Cervical lymph-node (CLN) metastasis commonly occurs in patients with nasopharyngeal carcinoma (NPC) metastasis. The presence of Epstein–Barr virus (EBV) genomes in neck lymph nodes may diagnose CLN. This research was designed to appraise the diagnostic value of EBV concentration for cervical lymph nodes in NPC.

Methods

Two hundred and fifty-three NPC patients with 276 CLNs were enrolled. MRI was performed to detect CLN metastasis, and plasma EBV concentration was measured by quantitative PCR before treatment. Ultrasonography (US) and US-FNA were subsequently performed in the suspicious lymph nodes. Fifteen patients (22 lymph nodes) underwent fine-needle aspiration cytology (FNAC), and the remaining 242 patients (254 lymph nodes) underwent core needle biopsy (CNB) for CLNs at the clinician’s demand. The aspiration needle was rinsed with 1 ml of normal saline for EBV detection. The method of lymph-node EBV measurement was consistent with that for plasma. The MRI results and EBV concentrations in plasma and lymph nodes were recorded and analyzed. Plasma EBV concentrations ≥ 4000 copies/ml were regarded as positive.

### EXERCISE GOAL
Please rewrite the lymph-node metastasis excerpt starting with "Cervical lymph-node (CLN)" and going on through "nodes in NPC.", and change "nasopharyngeal carcinoma" to "nasopharyngeal cancer".

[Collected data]
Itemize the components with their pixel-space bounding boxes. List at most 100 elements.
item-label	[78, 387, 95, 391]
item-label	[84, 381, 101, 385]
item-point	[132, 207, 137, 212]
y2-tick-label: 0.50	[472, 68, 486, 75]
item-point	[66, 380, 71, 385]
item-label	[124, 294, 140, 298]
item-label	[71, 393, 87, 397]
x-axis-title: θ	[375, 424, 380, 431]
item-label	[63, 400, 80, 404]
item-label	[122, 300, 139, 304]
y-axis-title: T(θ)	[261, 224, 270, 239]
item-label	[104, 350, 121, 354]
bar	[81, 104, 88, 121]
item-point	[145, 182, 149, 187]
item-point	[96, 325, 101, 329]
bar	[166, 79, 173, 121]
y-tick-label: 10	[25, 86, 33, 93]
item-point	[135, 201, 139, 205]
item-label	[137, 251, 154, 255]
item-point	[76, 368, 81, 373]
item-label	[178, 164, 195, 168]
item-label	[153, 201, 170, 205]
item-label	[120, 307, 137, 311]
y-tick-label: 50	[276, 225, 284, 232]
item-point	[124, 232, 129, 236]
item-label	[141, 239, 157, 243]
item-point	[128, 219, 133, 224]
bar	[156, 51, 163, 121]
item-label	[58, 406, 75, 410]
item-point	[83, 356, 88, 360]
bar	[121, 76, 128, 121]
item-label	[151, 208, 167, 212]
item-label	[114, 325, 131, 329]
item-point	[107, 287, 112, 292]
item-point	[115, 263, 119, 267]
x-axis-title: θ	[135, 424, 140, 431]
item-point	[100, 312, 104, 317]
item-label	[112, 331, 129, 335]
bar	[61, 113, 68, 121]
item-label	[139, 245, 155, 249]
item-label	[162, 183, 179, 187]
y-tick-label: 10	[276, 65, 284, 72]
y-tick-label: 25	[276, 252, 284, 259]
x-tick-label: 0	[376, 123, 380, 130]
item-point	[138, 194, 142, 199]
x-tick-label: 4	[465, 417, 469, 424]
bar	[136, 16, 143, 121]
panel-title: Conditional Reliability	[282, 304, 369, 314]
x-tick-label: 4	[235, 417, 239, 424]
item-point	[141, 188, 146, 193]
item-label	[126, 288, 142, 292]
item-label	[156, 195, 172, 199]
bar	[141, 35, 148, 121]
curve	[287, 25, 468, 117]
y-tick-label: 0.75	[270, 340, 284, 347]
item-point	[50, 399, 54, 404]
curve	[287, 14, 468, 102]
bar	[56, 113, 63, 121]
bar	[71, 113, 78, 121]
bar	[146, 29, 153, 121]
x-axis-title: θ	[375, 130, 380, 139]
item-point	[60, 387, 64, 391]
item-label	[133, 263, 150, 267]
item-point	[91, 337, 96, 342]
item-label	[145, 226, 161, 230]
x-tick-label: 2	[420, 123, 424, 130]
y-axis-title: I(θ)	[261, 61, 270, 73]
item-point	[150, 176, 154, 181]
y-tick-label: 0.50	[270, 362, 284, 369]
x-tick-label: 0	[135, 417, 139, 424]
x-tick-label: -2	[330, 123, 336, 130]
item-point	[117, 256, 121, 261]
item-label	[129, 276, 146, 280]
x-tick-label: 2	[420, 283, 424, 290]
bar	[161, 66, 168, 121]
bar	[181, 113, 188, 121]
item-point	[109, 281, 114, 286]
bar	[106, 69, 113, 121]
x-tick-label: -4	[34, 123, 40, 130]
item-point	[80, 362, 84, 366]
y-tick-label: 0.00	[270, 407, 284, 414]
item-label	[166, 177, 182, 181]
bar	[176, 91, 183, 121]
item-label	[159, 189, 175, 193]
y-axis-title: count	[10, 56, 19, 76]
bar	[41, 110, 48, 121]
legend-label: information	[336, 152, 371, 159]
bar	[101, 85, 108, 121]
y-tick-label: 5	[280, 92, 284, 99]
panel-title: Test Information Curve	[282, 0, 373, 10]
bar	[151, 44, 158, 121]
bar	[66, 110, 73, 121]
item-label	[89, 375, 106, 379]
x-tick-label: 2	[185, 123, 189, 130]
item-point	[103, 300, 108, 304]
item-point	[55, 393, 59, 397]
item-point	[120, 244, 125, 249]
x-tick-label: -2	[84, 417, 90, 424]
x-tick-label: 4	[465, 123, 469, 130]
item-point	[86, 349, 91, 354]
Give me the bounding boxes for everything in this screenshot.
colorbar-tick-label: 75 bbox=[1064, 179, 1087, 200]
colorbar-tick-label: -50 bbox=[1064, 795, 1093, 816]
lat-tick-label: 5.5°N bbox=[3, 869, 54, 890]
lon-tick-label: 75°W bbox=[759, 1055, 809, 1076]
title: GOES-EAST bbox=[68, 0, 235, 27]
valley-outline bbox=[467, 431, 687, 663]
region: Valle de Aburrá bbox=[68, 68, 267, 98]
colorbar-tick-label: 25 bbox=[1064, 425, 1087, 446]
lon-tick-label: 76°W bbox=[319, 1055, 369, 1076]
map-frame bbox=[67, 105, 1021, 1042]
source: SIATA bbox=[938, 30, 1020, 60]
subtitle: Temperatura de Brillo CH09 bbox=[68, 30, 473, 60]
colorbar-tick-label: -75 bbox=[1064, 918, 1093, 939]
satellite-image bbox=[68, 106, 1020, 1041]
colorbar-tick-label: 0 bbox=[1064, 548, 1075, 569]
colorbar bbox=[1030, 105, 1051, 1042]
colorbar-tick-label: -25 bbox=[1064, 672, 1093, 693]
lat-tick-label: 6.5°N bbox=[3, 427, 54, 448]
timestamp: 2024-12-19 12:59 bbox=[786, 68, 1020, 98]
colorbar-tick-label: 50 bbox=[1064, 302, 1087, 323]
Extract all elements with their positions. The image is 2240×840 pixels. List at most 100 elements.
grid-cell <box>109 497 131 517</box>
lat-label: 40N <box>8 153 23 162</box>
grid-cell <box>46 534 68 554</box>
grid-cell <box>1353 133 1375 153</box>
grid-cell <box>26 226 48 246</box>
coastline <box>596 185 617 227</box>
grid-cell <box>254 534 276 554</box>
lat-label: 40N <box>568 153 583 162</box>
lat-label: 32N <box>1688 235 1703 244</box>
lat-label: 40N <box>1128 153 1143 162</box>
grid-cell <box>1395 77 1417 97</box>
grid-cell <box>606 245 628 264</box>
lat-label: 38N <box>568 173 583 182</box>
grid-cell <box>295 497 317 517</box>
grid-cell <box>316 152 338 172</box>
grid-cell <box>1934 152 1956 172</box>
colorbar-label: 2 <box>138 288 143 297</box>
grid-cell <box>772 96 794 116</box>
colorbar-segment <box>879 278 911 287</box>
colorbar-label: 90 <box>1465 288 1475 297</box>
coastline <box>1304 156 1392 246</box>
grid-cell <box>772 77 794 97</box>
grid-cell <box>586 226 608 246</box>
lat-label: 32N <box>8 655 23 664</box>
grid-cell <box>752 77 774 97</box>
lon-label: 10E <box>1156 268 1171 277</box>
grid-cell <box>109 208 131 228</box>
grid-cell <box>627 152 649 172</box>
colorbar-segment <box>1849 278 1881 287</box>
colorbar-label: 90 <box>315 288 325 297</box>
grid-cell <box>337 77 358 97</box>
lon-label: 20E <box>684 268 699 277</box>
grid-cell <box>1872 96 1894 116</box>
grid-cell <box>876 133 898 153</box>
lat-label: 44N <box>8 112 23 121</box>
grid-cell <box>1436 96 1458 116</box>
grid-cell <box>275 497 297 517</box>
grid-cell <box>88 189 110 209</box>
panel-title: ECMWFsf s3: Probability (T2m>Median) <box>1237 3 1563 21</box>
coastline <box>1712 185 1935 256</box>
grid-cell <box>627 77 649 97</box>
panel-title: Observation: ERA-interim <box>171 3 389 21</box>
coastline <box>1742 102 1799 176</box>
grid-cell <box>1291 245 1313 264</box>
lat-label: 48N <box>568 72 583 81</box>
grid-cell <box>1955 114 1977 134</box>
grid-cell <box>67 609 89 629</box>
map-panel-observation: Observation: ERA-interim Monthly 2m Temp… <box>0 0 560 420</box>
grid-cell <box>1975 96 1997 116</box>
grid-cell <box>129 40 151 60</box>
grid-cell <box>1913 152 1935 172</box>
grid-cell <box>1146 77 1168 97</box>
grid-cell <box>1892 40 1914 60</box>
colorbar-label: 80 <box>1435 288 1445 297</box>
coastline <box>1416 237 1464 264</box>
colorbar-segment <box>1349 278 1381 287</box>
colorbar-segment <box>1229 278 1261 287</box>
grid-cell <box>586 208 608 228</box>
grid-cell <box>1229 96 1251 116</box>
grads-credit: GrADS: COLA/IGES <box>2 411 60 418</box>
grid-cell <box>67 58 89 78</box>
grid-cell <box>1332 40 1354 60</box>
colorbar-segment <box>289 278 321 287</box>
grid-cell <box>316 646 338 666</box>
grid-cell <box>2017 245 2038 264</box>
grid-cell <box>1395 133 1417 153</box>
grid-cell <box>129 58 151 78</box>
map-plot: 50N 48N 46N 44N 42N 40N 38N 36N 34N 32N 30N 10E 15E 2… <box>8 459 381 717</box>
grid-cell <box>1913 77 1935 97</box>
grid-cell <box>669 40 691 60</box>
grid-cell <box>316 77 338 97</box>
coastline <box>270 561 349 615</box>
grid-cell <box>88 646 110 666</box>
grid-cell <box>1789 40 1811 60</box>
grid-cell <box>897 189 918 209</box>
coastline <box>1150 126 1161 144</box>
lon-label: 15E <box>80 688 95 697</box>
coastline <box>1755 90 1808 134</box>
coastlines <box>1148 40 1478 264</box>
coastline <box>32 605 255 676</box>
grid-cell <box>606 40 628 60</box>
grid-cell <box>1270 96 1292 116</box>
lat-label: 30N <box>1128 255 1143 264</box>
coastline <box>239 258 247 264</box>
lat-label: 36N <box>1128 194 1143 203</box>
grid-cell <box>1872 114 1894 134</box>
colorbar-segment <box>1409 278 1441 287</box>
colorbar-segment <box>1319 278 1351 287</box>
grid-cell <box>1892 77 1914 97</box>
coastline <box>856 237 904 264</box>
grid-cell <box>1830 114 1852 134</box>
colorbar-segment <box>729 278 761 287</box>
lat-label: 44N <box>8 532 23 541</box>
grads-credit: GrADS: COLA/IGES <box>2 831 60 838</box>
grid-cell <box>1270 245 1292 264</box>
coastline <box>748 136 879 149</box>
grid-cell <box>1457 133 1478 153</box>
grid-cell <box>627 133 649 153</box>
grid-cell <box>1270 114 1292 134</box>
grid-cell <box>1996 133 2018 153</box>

### EXERCISE SOLUTION
Cervical lymph-node (CLN) metastasis commonly occurs in patients with nasopharyngeal cancer (NPC) metastasis. The presence of Epstein–Barr virus (EBV) genomes in neck lymph nodes may diagnose CLN. This research was designed to appraise the diagnostic value of EBV concentration for cervical lymph nodes in NPC.